**AIM OF THE TASK:**
Copy out each line of the material below with no changes.
[START OF MATERIAL]
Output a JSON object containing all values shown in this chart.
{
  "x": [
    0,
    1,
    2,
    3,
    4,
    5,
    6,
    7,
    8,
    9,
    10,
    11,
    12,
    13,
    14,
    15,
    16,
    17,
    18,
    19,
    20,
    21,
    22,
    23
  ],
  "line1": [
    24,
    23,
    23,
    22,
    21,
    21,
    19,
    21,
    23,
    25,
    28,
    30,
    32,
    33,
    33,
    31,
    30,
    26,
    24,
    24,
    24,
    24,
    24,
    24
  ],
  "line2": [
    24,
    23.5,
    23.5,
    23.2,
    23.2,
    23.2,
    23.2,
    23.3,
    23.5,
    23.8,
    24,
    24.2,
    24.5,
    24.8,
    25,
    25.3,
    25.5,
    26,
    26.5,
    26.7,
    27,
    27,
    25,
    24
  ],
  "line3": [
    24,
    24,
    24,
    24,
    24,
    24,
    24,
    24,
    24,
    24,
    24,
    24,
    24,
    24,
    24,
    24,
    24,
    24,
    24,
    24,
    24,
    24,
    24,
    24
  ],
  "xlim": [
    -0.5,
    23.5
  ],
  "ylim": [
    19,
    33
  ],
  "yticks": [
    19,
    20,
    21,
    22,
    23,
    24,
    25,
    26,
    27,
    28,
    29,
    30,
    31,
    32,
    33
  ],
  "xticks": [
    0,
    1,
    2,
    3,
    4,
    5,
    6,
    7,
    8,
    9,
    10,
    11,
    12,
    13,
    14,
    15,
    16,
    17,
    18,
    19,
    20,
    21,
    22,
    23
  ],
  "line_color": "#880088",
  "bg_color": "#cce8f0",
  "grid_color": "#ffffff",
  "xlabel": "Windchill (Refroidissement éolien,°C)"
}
[END OF MATERIAL]
**THE REPLY:**
Output a JSON object containing all values shown in this chart.
{
  "x": [
    0,
    1,
    2,
    3,
    4,
    5,
    6,
    7,
    8,
    9,
    10,
    11,
    12,
    13,
    14,
    15,
    16,
    17,
    18,
    19,
    20,
    21,
    22,
    23
  ],
  "line1": [
    24,
    23,
    23,
    22,
    21,
    21,
    19,
    21,
    23,
    25,
    28,
    30,
    32,
    33,
    33,
    31,
    30,
    26,
    24,
    24,
    24,
    24,
    24,
    24
  ],
  "line2": [
    24,
    23.5,
    23.5,
    23.2,
    23.2,
    23.2,
    23.2,
    23.3,
    23.5,
    23.8,
    24,
    24.2,
    24.5,
    24.8,
    25,
    25.3,
    25.5,
    26,
    26.5,
    26.7,
    27,
    27,
    25,
    24
  ],
  "line3": [
    24,
    24,
    24,
    24,
    24,
    24,
    24,
    24,
    24,
    24,
    24,
    24,
    24,
    24,
    24,
    24,
    24,
    24,
    24,
    24,
    24,
    24,
    24,
    24
  ],
  "xlim": [
    -0.5,
    23.5
  ],
  "ylim": [
    19,
    33
  ],
  "yticks": [
    19,
    20,
    21,
    22,
    23,
    24,
    25,
    26,
    27,
    28,
    29,
    30,
    31,
    32,
    33
  ],
  "xticks": [
    0,
    1,
    2,
    3,
    4,
    5,
    6,
    7,
    8,
    9,
    10,
    11,
    12,
    13,
    14,
    15,
    16,
    17,
    18,
    19,
    20,
    21,
    22,
    23
  ],
  "line_color": "#880088",
  "bg_color": "#cce8f0",
  "grid_color": "#ffffff",
  "xlabel": "Windchill (Refroidissement éolien,°C)"
}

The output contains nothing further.